▸ DATASET RECORDS:
···

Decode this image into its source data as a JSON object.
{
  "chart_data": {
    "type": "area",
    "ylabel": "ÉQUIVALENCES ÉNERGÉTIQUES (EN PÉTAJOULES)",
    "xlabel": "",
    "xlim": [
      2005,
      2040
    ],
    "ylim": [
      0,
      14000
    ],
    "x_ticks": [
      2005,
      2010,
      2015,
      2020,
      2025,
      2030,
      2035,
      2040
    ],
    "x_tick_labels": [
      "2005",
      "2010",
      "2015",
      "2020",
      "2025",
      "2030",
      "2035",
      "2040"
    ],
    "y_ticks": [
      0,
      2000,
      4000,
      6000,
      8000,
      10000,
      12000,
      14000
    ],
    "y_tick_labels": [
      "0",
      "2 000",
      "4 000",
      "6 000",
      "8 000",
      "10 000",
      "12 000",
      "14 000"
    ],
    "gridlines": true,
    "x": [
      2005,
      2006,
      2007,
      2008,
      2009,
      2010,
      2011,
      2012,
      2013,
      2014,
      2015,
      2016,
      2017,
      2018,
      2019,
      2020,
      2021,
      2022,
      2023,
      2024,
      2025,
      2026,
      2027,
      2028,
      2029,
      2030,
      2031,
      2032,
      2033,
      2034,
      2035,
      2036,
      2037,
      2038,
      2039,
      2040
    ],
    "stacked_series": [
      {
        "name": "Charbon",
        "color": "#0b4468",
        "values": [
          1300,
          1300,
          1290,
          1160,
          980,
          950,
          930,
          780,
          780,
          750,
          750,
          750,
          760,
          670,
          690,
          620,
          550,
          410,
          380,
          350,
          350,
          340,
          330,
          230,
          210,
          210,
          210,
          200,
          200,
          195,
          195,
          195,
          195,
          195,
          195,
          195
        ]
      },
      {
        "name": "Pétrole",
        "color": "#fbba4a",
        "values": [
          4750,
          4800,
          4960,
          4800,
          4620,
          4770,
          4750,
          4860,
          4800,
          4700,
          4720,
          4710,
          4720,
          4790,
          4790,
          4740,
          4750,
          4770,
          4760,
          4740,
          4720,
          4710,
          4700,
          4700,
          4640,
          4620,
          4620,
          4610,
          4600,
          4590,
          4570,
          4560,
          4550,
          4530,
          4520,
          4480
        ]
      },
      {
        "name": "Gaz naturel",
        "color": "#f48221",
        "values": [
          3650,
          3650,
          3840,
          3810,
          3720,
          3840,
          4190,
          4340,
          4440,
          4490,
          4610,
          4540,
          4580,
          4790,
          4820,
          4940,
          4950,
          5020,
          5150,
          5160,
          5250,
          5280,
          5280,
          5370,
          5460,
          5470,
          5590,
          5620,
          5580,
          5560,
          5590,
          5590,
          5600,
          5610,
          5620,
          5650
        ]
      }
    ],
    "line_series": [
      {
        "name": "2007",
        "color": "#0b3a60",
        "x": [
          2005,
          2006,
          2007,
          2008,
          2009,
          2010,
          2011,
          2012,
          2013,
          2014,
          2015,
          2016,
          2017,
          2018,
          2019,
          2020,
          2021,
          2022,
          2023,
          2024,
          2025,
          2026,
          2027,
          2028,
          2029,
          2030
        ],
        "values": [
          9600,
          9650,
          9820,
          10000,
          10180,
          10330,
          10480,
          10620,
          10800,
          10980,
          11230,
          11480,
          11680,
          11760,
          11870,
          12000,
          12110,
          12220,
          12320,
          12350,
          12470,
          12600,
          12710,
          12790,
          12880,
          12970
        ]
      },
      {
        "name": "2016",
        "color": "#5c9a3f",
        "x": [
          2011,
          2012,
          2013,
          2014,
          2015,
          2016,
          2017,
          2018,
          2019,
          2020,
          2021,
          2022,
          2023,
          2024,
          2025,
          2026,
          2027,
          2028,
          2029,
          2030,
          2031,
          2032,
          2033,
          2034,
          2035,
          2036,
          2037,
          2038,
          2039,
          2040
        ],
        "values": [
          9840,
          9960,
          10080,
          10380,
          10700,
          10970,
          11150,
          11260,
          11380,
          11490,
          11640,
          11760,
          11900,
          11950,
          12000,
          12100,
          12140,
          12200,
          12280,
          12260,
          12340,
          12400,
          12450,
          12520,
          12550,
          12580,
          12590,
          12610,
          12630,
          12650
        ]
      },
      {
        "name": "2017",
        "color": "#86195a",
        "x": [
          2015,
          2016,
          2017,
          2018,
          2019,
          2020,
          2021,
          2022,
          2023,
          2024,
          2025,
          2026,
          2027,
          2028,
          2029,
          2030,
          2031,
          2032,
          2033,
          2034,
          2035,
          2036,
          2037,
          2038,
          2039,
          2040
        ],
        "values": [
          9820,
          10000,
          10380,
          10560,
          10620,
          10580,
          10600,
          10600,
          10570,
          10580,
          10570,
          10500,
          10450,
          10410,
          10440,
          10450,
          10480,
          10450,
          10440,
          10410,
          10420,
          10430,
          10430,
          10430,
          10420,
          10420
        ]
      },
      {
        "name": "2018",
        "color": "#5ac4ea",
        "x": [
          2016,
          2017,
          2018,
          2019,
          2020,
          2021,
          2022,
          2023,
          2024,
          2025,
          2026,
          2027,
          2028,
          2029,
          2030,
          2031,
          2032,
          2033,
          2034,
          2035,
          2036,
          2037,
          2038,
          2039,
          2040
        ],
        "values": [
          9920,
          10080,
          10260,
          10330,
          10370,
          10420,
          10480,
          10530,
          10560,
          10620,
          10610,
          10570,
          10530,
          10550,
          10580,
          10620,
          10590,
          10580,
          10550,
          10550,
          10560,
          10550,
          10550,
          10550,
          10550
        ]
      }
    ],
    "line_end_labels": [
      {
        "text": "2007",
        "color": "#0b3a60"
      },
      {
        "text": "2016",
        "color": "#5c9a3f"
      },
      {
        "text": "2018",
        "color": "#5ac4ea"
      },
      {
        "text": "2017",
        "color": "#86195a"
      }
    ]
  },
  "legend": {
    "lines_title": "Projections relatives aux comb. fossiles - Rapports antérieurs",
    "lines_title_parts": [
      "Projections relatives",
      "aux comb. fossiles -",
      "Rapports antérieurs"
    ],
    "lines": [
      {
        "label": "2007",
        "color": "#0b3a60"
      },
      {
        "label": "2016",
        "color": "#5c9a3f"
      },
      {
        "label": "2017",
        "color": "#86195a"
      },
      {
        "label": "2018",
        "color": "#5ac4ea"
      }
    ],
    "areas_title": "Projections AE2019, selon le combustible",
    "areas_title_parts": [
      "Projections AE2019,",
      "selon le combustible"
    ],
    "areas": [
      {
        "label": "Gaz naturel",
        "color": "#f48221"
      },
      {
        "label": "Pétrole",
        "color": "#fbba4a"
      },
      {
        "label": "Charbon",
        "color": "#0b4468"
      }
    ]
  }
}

···

▸ INSTRUCTION:
Take every line containing the word "relatives" and copy it.

▸ SOLUTION:
    "lines_title": "Projections relatives aux comb. fossiles - Rapports antérieurs",
      "Projections relatives",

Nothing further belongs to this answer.